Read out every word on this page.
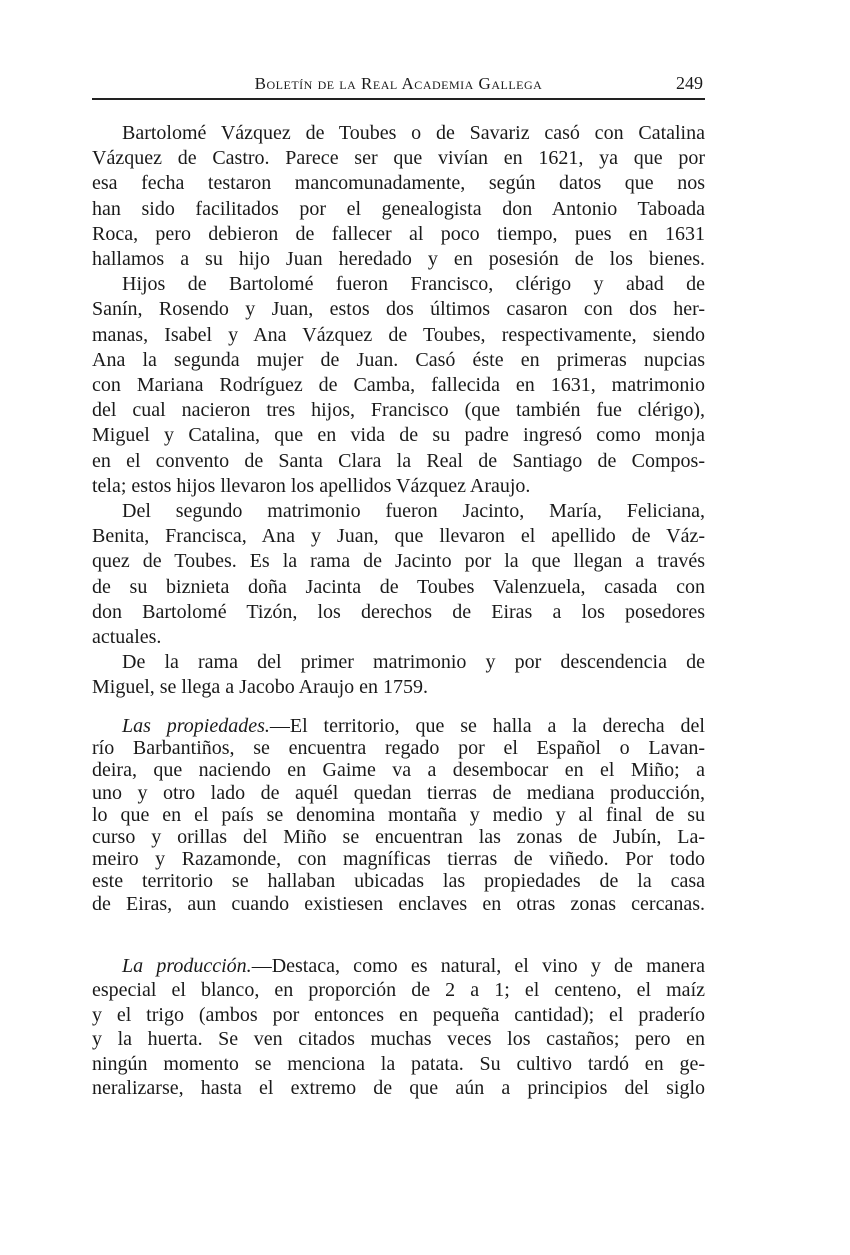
Boletín de la Real Academia Gallega	249
Bartolomé Vázquez de Toubes o de Savariz casó con Catalina
Vázquez de Castro. Parece ser que vivían en 1621, ya que por
esa fecha testaron mancomunadamente, según datos que nos
han sido facilitados por el genealogista don Antonio Taboada
Roca, pero debieron de fallecer al poco tiempo, pues en 1631
hallamos a su hijo Juan heredado y en posesión de los bienes.
Hijos de Bartolomé fueron Francisco, clérigo y abad de
Sanín, Rosendo y Juan, estos dos últimos casaron con dos her-
manas, Isabel y Ana Vázquez de Toubes, respectivamente, siendo
Ana la segunda mujer de Juan. Casó éste en primeras nupcias
con Mariana Rodríguez de Camba, fallecida en 1631, matrimonio
del cual nacieron tres hijos, Francisco (que también fue clérigo),
Miguel y Catalina, que en vida de su padre ingresó como monja
en el convento de Santa Clara la Real de Santiago de Compos-
tela; estos hijos llevaron los apellidos Vázquez Araujo.
Del segundo matrimonio fueron Jacinto, María, Feliciana,
Benita, Francisca, Ana y Juan, que llevaron el apellido de Váz-
quez de Toubes. Es la rama de Jacinto por la que llegan a través
de su biznieta doña Jacinta de Toubes Valenzuela, casada con
don Bartolomé Tizón, los derechos de Eiras a los posedores
actuales.
De la rama del primer matrimonio y por descendencia de
Miguel, se llega a Jacobo Araujo en 1759.
Las propiedades.—El territorio, que se halla a la derecha del
río Barbantiños, se encuentra regado por el Español o Lavan-
deira, que naciendo en Gaime va a desembocar en el Miño; a
uno y otro lado de aquél quedan tierras de mediana producción,
lo que en el país se denomina montaña y medio y al final de su
curso y orillas del Miño se encuentran las zonas de Jubín, La-
meiro y Razamonde, con magníficas tierras de viñedo. Por todo
este territorio se hallaban ubicadas las propiedades de la casa
de Eiras, aun cuando existiesen enclaves en otras zonas cercanas.
La producción.—Destaca, como es natural, el vino y de manera
especial el blanco, en proporción de 2 a 1; el centeno, el maíz
y el trigo (ambos por entonces en pequeña cantidad); el praderío
y la huerta. Se ven citados muchas veces los castaños; pero en
ningún momento se menciona la patata. Su cultivo tardó en ge-
neralizarse, hasta el extremo de que aún a principios del siglo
============================================================
PROBLEM REQUIREMENTS:
Show every line of the records above that contains the word "Vázquez".

CORRECT RESPONSE:
Bartolomé Vázquez de Toubes o de Savariz casó con Catalina
Vázquez de Castro. Parece ser que vivían en 1621, ya que por
manas, Isabel y Ana Vázquez de Toubes, respectivamente, siendo
tela; estos hijos llevaron los apellidos Vázquez Araujo.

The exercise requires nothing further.